begin

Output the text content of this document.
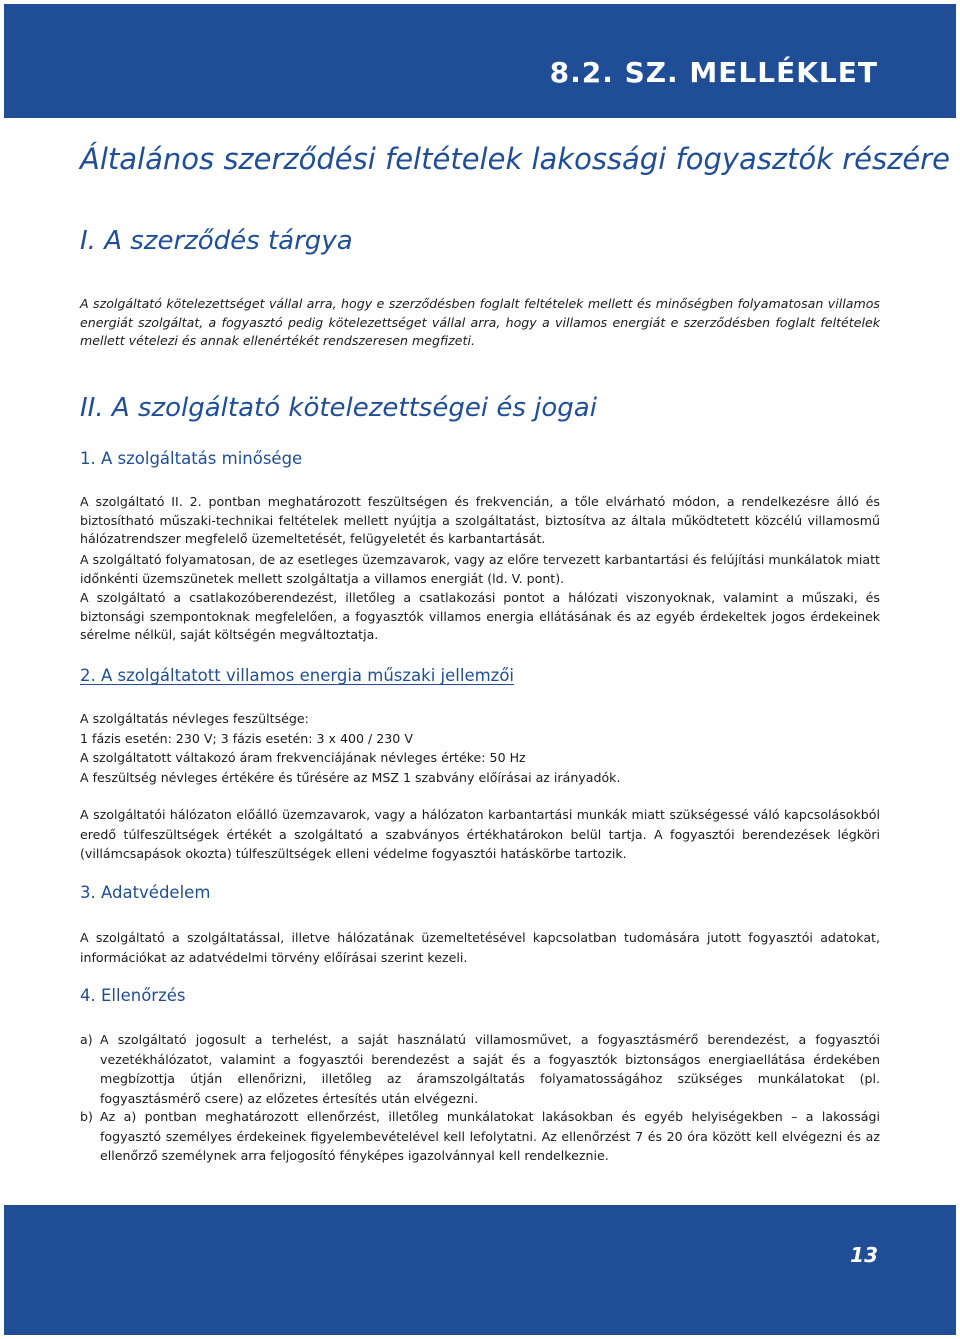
8.2. SZ. MELLÉKLET
Általános szerződési feltételek lakossági fogyasztók részére
I. A szerződés tárgya

A szolgáltató kötelezettséget vállal arra, hogy e szerződésben foglalt feltételek mellett és minőségben folyamatosan villamos energiát szolgáltat, a fogyasztó pedig kötelezettséget vállal arra, hogy a villamos energiát e szerződésben foglalt feltételek mellett vételezi és annak ellenértékét rendszeresen megfizeti.

II. A szolgáltató kötelezettségei és jogai
1. A szolgáltatás minősége

A szolgáltató II. 2. pontban meghatározott feszültségen és frekvencián, a tőle elvárható módon, a rendelkezésre álló és biztosítható műszaki-technikai feltételek mellett nyújtja a szolgáltatást, biztosítva az általa működtetett közcélú villamosmű hálózatrendszer megfelelő üzemeltetését, felügyeletét és karbantartását.

A szolgáltató folyamatosan, de az esetleges üzemzavarok, vagy az előre tervezett karbantartási és felújítási munkálatok miatt időnkénti üzemszünetek mellett szolgáltatja a villamos energiát (ld. V. pont).

A szolgáltató a csatlakozóberendezést, illetőleg a csatlakozási pontot a hálózati viszonyoknak, valamint a műszaki, és biztonsági szempontoknak megfelelően, a fogyasztók villamos energia ellátásának és az egyéb érdekeltek jogos érdekeinek sérelme nélkül, saját költségén megváltoztatja.

2. A szolgáltatott villamos energia műszaki jellemzői
A szolgáltatás névleges feszültsége:
1 fázis esetén: 230 V; 3 fázis esetén: 3 x 400 / 230 V
A szolgáltatott váltakozó áram frekvenciájának névleges értéke: 50 Hz
A feszültség névleges értékére és tűrésére az MSZ 1 szabvány előírásai az irányadók.

A szolgáltatói hálózaton előálló üzemzavarok, vagy a hálózaton karbantartási munkák miatt szükségessé váló kapcsolásokból eredő túlfeszültségek értékét a szolgáltató a szabványos értékhatárokon belül tartja. A fogyasztói berendezések légköri (villámcsapások okozta) túlfeszültségek elleni védelme fogyasztói hatáskörbe tartozik.

3. Adatvédelem

A szolgáltató a szolgáltatással, illetve hálózatának üzemeltetésével kapcsolatban tudomására jutott fogyasztói adatokat, információkat az adatvédelmi törvény előírásai szerint kezeli.

4. Ellenőrzés
a) A szolgáltató jogosult a terhelést, a saját használatú villamosművet, a fogyasztásmérő berendezést, a fogyasztói vezetékhálózatot, valamint a fogyasztói berendezést a saját és a fogyasztók biztonságos energiaellátása érdekében megbízottja útján ellenőrizni, illetőleg az áramszolgáltatás folyamatosságához szükséges munkálatokat (pl. fogyasztásmérő csere) az előzetes értesítés után elvégezni.
b) Az a) pontban meghatározott ellenőrzést, illetőleg munkálatokat lakásokban és egyéb helyiségekben – a lakossági fogyasztó személyes érdekeinek figyelembevételével kell lefolytatni. Az ellenőrzést 7 és 20 óra között kell elvégezni és az ellenőrző személynek arra feljogosító fényképes igazolvánnyal kell rendelkeznie.
13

end

* What is asked: Tally the lines of the data that hold the string "névleges". Answer with the number and nothing more.

* Answer to the problem: 3